(Beginning of TEXT BLOCK)

Living the Questions
BY Tyler Helms
November 22 2010 6:10 PM ET
COMMENTARY: As World AIDS Day approaches, I’m fielding requests for school speeches, journal entries, and perspective from an HIV-positive person. I have found it hard to articulate the impact this disease has and why. My words are often taken out of context; my answers are never “right.” But in a recent question and answer session at a high school near Boston, one young student wanted to know whether my answers even matter and, more importantly, how those answers are used.
I should preface this by saying the school in question is no ordinary school. Walnut Hill School for the Arts is a boarding school with students from 14 different countries, each there by choice, not obligation. They have sought out this school because they have talent — to dance, sing, perform, but on a different level. Young George Li, the famous child pianist, is among the group of roughly 300 unique individuals. Poet Elizabeth Bishop was an alum of Walnut Hill, once an all-girls preparatory school. The school can best be described as a cross between Harry Potter’s Hogwarts and Glee; the magic, of course, is in the eye of the beholder. By nature, the maturity level of these students is above average and the school's tolerance an environmental necessity we could all learn to live by.

(End of TEXT BLOCK)
(Beginning of SUPPLIED MATERIAL)

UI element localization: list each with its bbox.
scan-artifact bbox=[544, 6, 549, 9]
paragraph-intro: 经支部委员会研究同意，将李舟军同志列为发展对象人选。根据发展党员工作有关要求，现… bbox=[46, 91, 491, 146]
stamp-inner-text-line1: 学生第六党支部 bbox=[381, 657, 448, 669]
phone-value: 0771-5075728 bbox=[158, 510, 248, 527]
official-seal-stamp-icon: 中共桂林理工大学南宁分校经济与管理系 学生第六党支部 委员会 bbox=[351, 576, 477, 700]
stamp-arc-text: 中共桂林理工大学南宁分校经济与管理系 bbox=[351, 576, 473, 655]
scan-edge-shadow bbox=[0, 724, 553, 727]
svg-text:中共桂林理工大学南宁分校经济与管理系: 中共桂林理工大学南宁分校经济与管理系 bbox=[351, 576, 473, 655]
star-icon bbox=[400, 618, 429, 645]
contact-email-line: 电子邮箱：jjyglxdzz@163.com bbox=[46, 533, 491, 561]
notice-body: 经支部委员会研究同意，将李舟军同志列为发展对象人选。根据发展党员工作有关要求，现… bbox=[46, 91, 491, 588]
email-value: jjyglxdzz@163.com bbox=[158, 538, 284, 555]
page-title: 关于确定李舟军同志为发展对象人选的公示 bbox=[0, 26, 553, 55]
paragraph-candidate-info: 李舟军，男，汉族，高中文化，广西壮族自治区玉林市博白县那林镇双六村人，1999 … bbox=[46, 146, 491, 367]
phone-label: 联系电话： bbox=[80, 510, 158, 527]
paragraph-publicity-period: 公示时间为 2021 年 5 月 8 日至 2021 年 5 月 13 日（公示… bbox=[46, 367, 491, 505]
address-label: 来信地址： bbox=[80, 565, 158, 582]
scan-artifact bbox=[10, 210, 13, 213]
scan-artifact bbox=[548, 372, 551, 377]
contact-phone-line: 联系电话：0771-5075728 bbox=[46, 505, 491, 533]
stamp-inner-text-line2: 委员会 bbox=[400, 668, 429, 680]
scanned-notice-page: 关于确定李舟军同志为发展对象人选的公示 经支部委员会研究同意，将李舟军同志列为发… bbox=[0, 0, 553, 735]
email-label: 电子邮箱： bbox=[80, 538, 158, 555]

(End of SUPPLIED MATERIAL)

== TASK REQUIREMENTS ==
Reproduce, word for word, the part of the World AIDS Day commentary that runs from "I should preface" up to and including "to live by.".

== EXPECTED ANSWER ==
I should preface this by saying the school in question is no ordinary school. Walnut Hill School for the Arts is a boarding school with students from 14 different countries, each there by choice, not obligation. They have sought out this school because they have talent — to dance, sing, perform, but on a different level. Young George Li, the famous child pianist, is among the group of roughly 300 unique individuals. Poet Elizabeth Bishop was an alum of Walnut Hill, once an all-girls preparatory school. The school can best be described as a cross between Harry Potter’s Hogwarts and Glee; the magic, of course, is in the eye of the beholder. By nature, the maturity level of these students is above average and the school's tolerance an environmental necessity we could all learn to live by.